- **Problem statement**
Reproduce the following records line for line, with no changes to any character.

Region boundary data
....................

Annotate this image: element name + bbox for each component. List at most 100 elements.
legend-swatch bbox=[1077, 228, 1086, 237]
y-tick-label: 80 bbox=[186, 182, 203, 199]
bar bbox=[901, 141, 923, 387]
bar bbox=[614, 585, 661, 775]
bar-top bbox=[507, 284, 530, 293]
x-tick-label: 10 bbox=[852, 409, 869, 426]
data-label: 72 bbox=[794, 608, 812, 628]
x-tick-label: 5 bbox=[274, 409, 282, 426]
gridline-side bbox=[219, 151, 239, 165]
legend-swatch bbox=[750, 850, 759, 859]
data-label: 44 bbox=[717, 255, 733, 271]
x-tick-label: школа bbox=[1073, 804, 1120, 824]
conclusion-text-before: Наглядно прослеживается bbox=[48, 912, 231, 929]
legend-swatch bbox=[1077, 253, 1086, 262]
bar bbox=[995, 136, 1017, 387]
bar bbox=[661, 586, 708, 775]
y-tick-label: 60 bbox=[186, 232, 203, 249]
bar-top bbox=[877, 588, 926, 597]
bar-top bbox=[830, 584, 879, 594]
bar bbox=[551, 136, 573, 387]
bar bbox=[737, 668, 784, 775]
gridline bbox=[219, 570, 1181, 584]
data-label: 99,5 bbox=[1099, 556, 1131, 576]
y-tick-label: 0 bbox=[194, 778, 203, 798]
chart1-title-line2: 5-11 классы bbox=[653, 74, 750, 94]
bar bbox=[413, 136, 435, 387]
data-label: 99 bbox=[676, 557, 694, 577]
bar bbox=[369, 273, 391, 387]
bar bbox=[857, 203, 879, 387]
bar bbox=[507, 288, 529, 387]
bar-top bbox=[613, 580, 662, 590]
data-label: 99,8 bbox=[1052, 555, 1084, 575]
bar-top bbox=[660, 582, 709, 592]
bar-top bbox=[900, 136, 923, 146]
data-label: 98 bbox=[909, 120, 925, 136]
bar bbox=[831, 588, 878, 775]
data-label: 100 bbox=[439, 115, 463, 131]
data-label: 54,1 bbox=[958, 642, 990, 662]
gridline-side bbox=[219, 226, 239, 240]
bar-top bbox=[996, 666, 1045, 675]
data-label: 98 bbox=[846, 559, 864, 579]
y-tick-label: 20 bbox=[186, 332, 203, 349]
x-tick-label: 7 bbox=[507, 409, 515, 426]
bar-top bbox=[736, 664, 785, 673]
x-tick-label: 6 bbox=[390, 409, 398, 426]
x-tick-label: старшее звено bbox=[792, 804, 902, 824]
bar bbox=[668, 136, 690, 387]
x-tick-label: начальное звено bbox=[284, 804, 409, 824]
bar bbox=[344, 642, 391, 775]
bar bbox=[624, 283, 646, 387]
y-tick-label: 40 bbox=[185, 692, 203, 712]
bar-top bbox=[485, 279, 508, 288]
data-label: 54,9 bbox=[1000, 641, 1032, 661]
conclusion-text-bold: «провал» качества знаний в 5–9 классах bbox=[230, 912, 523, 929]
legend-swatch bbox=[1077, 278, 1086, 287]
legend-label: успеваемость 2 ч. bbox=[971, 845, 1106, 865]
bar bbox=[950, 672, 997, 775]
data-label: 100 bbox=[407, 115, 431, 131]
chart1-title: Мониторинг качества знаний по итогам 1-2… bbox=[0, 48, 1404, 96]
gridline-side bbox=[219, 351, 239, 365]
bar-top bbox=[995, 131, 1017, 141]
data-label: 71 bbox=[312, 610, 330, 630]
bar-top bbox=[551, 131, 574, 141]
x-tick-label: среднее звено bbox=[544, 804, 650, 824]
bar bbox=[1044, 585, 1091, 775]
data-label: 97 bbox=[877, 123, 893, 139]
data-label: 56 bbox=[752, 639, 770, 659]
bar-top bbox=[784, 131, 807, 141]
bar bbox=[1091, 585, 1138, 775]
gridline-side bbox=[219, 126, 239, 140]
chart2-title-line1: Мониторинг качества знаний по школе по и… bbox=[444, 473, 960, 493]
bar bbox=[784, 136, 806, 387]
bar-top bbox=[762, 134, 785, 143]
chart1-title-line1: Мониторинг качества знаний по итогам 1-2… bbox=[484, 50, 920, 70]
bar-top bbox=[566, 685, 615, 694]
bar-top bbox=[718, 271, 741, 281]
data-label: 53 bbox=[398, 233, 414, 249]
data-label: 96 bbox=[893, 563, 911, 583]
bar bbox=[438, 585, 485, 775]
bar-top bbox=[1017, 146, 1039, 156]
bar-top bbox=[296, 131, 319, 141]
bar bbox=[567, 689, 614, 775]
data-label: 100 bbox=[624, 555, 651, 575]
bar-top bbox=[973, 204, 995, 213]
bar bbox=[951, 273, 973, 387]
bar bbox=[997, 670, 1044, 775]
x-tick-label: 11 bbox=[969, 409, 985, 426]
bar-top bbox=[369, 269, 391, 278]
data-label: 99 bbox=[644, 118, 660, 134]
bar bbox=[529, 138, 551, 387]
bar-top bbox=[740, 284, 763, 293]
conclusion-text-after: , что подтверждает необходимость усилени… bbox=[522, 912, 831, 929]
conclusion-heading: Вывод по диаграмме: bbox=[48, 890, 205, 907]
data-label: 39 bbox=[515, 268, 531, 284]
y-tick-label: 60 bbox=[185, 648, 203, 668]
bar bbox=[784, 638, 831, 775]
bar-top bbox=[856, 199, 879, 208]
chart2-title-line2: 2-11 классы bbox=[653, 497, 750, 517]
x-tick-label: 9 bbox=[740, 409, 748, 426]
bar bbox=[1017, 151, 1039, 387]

....................

- **Exercise response**
Annotate this image: element name + bbox for each component. List at most 100 elements.
legend-swatch bbox=[1077, 228, 1086, 237]
y-tick-label: 80 bbox=[186, 182, 203, 199]
bar bbox=[901, 141, 923, 387]
bar bbox=[614, 585, 661, 775]
bar-top bbox=[507, 284, 530, 293]
x-tick-label: 10 bbox=[852, 409, 869, 426]
data-label: 72 bbox=[794, 608, 812, 628]
x-tick-label: 5 bbox=[274, 409, 282, 426]
gridline-side bbox=[219, 151, 239, 165]
legend-swatch bbox=[750, 850, 759, 859]
data-label: 44 bbox=[717, 255, 733, 271]
x-tick-label: школа bbox=[1073, 804, 1120, 824]
conclusion-text-before: Наглядно прослеживается bbox=[48, 912, 231, 929]
legend-swatch bbox=[1077, 253, 1086, 262]
bar bbox=[995, 136, 1017, 387]
bar bbox=[661, 586, 708, 775]
y-tick-label: 60 bbox=[186, 232, 203, 249]
bar-top bbox=[877, 588, 926, 597]
bar-top bbox=[830, 584, 879, 594]
bar bbox=[551, 136, 573, 387]
bar bbox=[737, 668, 784, 775]
gridline bbox=[219, 570, 1181, 584]
data-label: 99,5 bbox=[1099, 556, 1131, 576]
y-tick-label: 0 bbox=[194, 778, 203, 798]
chart1-title-line2: 5-11 классы bbox=[653, 74, 750, 94]
bar bbox=[413, 136, 435, 387]
data-label: 99 bbox=[676, 557, 694, 577]
bar bbox=[369, 273, 391, 387]
bar bbox=[857, 203, 879, 387]
bar bbox=[507, 288, 529, 387]
bar-top bbox=[613, 580, 662, 590]
data-label: 99,8 bbox=[1052, 555, 1084, 575]
bar-top bbox=[660, 582, 709, 592]
bar-top bbox=[900, 136, 923, 146]
data-label: 98 bbox=[909, 120, 925, 136]
bar bbox=[831, 588, 878, 775]
data-label: 100 bbox=[439, 115, 463, 131]
data-label: 54,1 bbox=[958, 642, 990, 662]
gridline-side bbox=[219, 226, 239, 240]
bar-top bbox=[996, 666, 1045, 675]
data-label: 98 bbox=[846, 559, 864, 579]
y-tick-label: 20 bbox=[186, 332, 203, 349]
x-tick-label: 7 bbox=[507, 409, 515, 426]
bar-top bbox=[736, 664, 785, 673]
x-tick-label: 6 bbox=[390, 409, 398, 426]
x-tick-label: старшее звено bbox=[792, 804, 902, 824]
bar bbox=[668, 136, 690, 387]
x-tick-label: начальное звено bbox=[284, 804, 409, 824]
bar bbox=[344, 642, 391, 775]
bar bbox=[624, 283, 646, 387]
y-tick-label: 40 bbox=[185, 692, 203, 712]
bar-top bbox=[485, 279, 508, 288]
data-label: 54,9 bbox=[1000, 641, 1032, 661]
conclusion-text-bold: «провал» качества знаний в 5–9 классах bbox=[230, 912, 523, 929]
legend-swatch bbox=[1077, 278, 1086, 287]
legend-label: успеваемость 2 ч. bbox=[971, 845, 1106, 865]
bar bbox=[950, 672, 997, 775]
data-label: 100 bbox=[407, 115, 431, 131]
chart1-title: Мониторинг качества знаний по итогам 1-2… bbox=[0, 48, 1404, 96]
gridline-side bbox=[219, 351, 239, 365]
bar-top bbox=[995, 131, 1017, 141]
data-label: 71 bbox=[312, 610, 330, 630]
bar-top bbox=[551, 131, 574, 141]
x-tick-label: среднее звено bbox=[544, 804, 650, 824]
bar bbox=[1044, 585, 1091, 775]
data-label: 97 bbox=[877, 123, 893, 139]
data-label: 56 bbox=[752, 639, 770, 659]
bar-top bbox=[784, 131, 807, 141]
bar bbox=[1091, 585, 1138, 775]
gridline-side bbox=[219, 126, 239, 140]
chart2-title-line1: Мониторинг качества знаний по школе по и… bbox=[444, 473, 960, 493]
bar bbox=[784, 136, 806, 387]
bar-top bbox=[762, 134, 785, 143]
chart1-title-line1: Мониторинг качества знаний по итогам 1-2… bbox=[484, 50, 920, 70]
bar-top bbox=[566, 685, 615, 694]
bar-top bbox=[718, 271, 741, 281]
data-label: 53 bbox=[398, 233, 414, 249]
data-label: 96 bbox=[893, 563, 911, 583]
bar bbox=[438, 585, 485, 775]
bar-top bbox=[1017, 146, 1039, 156]
bar-top bbox=[296, 131, 319, 141]
bar bbox=[567, 689, 614, 775]
data-label: 100 bbox=[624, 555, 651, 575]
bar-top bbox=[973, 204, 995, 213]
bar bbox=[951, 273, 973, 387]
bar bbox=[997, 670, 1044, 775]
x-tick-label: 11 bbox=[969, 409, 985, 426]
bar-top bbox=[369, 269, 391, 278]
data-label: 99 bbox=[644, 118, 660, 134]
bar bbox=[529, 138, 551, 387]
bar-top bbox=[740, 284, 763, 293]
conclusion-text-after: , что подтверждает необходимость усилени… bbox=[522, 912, 831, 929]
conclusion-heading: Вывод по диаграмме: bbox=[48, 890, 205, 907]
data-label: 39 bbox=[515, 268, 531, 284]
y-tick-label: 60 bbox=[185, 648, 203, 668]
bar bbox=[784, 638, 831, 775]
bar-top bbox=[856, 199, 879, 208]
chart2-title-line2: 2-11 классы bbox=[653, 497, 750, 517]
x-tick-label: 9 bbox=[740, 409, 748, 426]
bar bbox=[1017, 151, 1039, 387]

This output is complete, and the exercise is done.